EXERCISE GOAL:
Reproduce the article on Molly Goddard between "Molly Goddard is" and "major fashion player.", inclusive, substituting "villain" for "psychopath".

EXTRACT TO READ:
Villanelle designer unveils dresses to die for

Molly Goddard hit the bullseye when the Killing Eve character wore her creations. Her London Fashion Week show displays her talent

Molly Goddard is perhaps the first designer in fashion history to find fame by dressing a psychopath. The frothy, bubblegum-pink dress that became synonymous with the character of Villanelle, played by Jodie Comer in Killing Eve, rocketed Goddard from the ranks of promising young British design talent to become a major fashion player.

Villanelle struck again at London fashion week on Saturday. Goddard’s 10th collection, shown to a packed house in an art deco leisure centre in central London, gave the fashion crowd more of the voluminous, highlighter-bright dresses which Goddard has made into a phenomenon, and closed with model Edie Campbell wearing a billowing taffeta fuchsia cloud-gown. This season’s Molly Goddard woman is, as always, uninhibited and overdressed. She wears smocked tulle, puffball taffeta or ribbon-gathered calico. With its jelly baby palette and off-kilter silhouette, the look is a riot of deliberately mixed messages. Think Comme des Garcons’ Japanese avant-garde chic crossed with Bonpoint’s deliciously French upscale childrenswear.

But this collection also showed how Goddard has evolved. It was less madcap, more sophisticated. A more understated customer who would never wear pink tulle will be seduced by the softly ruched coats and dresses in muted caramel and matt calico, and textured knitwear with subtle cutout detailing.

Goddard sitting with bare forearms on table, gazing at camera
Molly Goddard says she is not interested in ‘trendy’, only making clothes that last forever. Photograph: PR

The 30-year-old designer, winner of last year’s BFC/Vogue Designer Fashion Fund and an LVMH prize finalist in 2017, said before the show that the collection was about “looking back at things I’ve done before and really, really loved, and working out how I can do them even better. I’m not interested in trendy. I only want to make things that you will keep for ever. We worked a lot on pattern cutting, to figure out how to make as much volume as possible.” In direct contrast to traditional eveningwear construction, where boning and padding is hidden beneath the surface, Goddard’s dresses hold their own with no hidden shape. Goddard likes the “directness” of this, as well as that it makes the clothes “super comfy”.

DATASET EXTRACT:
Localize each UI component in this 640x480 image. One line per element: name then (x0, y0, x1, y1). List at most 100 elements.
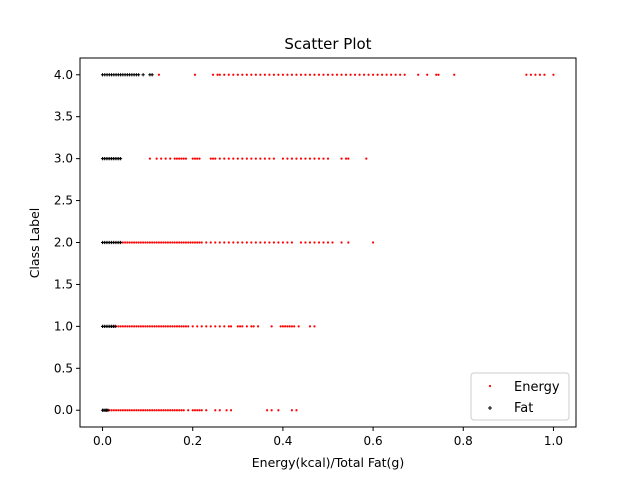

EXERCISE ANSWER:
Molly Goddard is perhaps the first designer in fashion history to find fame by dressing a villain. The frothy, bubblegum-pink dress that became synonymous with the character of Villanelle, played by Jodie Comer in Killing Eve, rocketed Goddard from the ranks of promising young British design talent to become a major fashion player.